RECORDED DATA:
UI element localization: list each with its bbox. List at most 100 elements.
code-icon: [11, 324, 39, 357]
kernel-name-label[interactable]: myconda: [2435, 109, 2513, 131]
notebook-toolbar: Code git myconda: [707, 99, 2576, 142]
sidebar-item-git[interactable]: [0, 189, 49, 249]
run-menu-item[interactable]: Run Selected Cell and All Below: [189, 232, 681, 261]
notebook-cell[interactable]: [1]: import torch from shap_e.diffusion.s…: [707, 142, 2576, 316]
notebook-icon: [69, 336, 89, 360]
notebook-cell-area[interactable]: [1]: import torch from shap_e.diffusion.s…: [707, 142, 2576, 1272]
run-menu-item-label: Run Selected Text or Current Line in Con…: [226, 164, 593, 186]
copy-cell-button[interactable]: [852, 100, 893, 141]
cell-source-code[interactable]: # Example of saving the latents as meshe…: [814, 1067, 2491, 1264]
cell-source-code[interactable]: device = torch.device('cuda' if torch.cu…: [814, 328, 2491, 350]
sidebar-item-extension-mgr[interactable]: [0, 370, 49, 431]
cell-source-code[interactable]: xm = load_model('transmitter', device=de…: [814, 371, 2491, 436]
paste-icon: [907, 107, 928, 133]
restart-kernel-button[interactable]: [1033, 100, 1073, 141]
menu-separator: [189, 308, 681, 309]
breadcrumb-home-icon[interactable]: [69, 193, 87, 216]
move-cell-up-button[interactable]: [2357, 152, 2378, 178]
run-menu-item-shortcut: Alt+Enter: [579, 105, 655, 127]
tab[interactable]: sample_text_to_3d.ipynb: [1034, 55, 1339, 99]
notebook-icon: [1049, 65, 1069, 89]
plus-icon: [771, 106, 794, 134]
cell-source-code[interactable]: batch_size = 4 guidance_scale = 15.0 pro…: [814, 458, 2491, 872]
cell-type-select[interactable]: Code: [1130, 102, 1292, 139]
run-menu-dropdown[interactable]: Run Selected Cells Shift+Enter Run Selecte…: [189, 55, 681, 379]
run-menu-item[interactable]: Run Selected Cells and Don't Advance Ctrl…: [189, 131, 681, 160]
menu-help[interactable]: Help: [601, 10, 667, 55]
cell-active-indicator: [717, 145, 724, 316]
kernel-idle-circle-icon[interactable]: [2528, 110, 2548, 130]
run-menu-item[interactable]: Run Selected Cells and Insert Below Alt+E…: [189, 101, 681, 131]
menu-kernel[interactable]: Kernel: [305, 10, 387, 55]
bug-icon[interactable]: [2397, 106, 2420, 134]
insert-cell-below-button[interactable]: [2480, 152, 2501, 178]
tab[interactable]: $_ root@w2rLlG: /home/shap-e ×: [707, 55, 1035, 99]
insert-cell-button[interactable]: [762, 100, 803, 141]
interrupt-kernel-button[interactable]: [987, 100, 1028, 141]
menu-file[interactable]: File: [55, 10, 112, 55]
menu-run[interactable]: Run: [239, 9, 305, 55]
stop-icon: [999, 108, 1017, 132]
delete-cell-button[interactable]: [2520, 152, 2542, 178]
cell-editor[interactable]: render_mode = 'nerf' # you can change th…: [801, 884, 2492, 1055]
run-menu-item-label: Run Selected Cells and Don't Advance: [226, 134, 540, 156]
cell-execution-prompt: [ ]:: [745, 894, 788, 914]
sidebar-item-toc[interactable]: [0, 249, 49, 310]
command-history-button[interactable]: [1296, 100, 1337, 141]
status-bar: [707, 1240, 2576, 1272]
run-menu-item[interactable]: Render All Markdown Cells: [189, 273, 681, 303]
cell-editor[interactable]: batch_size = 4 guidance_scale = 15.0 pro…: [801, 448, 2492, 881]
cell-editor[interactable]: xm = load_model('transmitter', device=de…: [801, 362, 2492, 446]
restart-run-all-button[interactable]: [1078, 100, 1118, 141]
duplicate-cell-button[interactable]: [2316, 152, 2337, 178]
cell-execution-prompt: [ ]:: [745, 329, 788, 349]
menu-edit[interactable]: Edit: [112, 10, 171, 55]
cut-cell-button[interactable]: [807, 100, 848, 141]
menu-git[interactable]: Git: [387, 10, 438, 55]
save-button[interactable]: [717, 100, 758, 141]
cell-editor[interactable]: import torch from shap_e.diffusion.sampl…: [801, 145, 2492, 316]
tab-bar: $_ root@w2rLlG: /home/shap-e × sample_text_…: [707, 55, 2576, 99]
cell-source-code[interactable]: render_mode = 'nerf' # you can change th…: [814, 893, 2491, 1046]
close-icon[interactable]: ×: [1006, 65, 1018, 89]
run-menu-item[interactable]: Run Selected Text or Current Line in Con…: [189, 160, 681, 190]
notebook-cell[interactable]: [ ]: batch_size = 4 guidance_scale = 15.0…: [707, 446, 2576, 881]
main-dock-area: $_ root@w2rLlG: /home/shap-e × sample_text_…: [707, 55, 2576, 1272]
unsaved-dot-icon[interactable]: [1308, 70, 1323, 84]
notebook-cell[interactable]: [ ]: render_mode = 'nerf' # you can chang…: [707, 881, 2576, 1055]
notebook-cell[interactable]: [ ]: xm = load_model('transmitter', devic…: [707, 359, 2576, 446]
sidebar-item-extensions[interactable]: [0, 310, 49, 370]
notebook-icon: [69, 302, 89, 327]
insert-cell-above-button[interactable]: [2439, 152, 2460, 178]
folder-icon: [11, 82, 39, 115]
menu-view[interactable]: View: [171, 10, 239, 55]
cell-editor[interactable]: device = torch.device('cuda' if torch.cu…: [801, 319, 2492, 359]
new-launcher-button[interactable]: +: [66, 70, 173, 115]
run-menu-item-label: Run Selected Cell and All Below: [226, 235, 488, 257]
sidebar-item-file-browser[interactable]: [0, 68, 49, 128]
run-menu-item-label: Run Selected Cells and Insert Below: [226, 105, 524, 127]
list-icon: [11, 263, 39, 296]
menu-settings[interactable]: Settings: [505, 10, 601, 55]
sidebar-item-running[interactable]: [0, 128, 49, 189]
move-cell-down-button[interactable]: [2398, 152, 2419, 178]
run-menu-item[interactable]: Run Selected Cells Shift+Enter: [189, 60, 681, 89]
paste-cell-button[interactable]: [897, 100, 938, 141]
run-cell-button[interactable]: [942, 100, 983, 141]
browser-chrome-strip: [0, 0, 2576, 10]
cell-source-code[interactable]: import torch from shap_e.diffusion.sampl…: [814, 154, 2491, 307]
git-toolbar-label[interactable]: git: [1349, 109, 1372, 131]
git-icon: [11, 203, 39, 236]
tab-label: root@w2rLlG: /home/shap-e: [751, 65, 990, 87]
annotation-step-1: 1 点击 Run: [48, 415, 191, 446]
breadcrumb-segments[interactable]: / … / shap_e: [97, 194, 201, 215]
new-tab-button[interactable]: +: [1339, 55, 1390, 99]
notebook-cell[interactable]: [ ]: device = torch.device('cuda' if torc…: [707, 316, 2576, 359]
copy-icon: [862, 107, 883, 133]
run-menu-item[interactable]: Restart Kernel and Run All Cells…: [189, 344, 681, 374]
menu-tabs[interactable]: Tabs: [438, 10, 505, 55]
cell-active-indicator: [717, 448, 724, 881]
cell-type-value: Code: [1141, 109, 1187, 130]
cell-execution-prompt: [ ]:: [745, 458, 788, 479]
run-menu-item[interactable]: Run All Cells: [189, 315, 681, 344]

EXERCISE REQUIREMENTS: Among the lines in the material above, some may hold "Current". State how many do, and add nothing.

RESULT OF THIS TASK: 2